* begin RECORDS FOR THE TASK *
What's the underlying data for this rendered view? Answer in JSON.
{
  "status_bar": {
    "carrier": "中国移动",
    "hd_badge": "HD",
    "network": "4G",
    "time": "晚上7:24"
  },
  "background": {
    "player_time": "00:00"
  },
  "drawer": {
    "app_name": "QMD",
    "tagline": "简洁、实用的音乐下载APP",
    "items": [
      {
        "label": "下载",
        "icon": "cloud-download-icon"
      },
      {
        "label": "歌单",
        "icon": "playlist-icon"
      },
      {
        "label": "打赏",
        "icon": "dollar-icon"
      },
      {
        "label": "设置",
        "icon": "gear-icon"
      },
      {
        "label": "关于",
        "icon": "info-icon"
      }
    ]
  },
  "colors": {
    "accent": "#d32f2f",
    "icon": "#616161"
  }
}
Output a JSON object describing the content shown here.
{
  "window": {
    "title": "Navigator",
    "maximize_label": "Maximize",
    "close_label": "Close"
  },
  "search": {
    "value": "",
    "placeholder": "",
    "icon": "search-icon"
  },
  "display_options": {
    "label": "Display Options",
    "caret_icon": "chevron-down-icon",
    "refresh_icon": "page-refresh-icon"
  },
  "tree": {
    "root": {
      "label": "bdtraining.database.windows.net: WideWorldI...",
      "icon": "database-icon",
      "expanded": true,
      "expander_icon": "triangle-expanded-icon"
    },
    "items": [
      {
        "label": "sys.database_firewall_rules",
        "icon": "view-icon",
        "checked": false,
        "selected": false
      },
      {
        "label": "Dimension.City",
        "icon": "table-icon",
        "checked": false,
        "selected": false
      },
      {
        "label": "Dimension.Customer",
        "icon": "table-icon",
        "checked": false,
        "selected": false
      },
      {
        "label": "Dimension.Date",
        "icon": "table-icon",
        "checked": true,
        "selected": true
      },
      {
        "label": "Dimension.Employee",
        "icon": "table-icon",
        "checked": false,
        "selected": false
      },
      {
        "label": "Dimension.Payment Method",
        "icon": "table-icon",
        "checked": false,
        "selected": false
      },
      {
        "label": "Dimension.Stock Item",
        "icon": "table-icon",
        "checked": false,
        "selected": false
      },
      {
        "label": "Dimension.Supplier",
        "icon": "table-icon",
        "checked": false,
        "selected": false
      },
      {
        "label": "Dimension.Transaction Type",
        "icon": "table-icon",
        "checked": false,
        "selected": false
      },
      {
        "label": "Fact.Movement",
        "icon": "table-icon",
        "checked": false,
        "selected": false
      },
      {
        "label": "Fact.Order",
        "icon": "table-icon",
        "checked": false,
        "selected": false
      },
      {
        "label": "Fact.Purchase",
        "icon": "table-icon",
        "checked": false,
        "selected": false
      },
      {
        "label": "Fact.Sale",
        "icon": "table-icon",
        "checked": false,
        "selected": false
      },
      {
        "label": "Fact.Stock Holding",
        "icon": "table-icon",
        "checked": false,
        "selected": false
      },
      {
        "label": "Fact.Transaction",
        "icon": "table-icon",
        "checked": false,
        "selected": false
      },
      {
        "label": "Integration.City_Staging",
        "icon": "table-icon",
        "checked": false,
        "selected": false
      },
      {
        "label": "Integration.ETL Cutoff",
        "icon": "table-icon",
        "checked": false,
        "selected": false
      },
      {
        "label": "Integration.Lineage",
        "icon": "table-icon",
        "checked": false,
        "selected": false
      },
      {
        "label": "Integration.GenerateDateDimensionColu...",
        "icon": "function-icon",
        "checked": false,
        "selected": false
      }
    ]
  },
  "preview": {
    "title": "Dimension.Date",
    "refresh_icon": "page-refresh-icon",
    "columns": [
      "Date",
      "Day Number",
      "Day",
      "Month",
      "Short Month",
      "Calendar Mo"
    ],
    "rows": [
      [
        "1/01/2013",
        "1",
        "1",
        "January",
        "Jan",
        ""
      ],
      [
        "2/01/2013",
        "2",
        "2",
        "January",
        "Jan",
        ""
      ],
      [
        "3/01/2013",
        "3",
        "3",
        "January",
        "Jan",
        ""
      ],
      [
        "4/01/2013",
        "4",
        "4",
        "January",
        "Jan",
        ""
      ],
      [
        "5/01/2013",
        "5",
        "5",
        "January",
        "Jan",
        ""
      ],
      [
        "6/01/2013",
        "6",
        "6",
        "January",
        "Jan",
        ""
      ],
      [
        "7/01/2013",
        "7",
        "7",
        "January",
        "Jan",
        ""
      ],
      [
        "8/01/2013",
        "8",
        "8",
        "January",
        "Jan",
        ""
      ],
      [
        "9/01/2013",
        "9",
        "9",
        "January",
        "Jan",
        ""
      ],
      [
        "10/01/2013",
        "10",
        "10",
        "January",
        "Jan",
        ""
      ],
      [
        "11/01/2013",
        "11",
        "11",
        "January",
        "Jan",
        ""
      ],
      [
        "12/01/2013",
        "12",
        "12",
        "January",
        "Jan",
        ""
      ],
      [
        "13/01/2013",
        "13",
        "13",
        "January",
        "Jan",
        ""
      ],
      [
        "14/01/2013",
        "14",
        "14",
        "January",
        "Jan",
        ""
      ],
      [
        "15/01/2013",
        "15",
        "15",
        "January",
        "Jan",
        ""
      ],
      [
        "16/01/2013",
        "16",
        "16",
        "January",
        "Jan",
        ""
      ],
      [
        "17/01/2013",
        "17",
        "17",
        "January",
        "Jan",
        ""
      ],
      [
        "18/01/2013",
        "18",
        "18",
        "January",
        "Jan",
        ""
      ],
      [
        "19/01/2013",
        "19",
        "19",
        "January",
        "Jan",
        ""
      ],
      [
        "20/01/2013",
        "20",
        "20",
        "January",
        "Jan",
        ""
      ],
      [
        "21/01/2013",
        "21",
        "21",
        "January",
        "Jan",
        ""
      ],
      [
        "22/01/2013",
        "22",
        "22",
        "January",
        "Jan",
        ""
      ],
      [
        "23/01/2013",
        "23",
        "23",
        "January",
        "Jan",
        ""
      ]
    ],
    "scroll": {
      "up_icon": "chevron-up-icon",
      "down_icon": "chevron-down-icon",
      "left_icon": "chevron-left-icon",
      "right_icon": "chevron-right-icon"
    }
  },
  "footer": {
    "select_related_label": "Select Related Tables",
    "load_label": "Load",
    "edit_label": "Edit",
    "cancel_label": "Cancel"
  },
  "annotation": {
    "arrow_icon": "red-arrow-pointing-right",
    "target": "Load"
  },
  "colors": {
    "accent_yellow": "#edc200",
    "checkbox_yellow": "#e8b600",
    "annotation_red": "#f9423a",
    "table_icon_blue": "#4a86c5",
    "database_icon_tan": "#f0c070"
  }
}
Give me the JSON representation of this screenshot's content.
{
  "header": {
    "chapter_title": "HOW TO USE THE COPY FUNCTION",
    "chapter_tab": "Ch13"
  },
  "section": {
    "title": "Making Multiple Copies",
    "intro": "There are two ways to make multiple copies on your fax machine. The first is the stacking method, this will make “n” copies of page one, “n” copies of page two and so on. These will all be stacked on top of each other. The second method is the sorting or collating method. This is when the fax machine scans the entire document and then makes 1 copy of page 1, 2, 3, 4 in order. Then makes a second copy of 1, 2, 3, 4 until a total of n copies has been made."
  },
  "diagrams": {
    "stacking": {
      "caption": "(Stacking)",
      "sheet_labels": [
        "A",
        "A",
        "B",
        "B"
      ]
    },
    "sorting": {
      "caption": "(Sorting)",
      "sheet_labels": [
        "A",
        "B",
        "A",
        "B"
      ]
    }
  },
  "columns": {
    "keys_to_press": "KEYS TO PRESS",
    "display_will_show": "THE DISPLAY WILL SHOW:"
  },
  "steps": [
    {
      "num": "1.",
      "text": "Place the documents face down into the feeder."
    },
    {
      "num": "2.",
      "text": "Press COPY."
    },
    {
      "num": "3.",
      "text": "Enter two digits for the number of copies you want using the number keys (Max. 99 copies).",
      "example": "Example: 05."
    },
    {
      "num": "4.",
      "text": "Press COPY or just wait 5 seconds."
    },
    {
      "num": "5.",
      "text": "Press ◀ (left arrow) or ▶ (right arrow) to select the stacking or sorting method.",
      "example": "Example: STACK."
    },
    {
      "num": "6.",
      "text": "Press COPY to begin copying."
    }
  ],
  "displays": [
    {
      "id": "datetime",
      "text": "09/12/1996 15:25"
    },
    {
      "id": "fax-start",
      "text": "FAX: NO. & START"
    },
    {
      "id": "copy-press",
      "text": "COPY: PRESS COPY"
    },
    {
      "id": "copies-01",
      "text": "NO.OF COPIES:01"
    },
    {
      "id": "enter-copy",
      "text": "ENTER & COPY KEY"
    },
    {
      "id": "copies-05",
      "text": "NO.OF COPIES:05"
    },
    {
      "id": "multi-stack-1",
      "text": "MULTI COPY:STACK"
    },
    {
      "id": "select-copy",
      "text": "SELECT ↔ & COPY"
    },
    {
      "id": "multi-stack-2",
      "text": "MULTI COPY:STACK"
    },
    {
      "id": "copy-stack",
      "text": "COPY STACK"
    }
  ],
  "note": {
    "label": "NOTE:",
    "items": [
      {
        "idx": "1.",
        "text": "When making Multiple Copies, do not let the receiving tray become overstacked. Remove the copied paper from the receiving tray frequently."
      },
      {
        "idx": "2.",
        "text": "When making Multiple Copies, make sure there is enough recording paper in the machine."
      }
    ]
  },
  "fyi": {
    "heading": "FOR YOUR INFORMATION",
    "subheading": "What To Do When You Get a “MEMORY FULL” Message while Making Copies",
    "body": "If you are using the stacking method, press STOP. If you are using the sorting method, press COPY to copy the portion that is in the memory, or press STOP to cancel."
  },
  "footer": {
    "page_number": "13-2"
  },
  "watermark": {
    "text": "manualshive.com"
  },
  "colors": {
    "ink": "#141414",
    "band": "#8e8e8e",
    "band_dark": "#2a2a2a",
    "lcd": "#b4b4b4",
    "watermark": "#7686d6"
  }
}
* end RECORDS FOR THE TASK *
DIRECTIONS. Identify and extract each line of the listing that contains "Stock".

RESULT FOR THIS EXERCISE.
        "label": "Dimension.Stock Item",
        "label": "Fact.Stock Holding",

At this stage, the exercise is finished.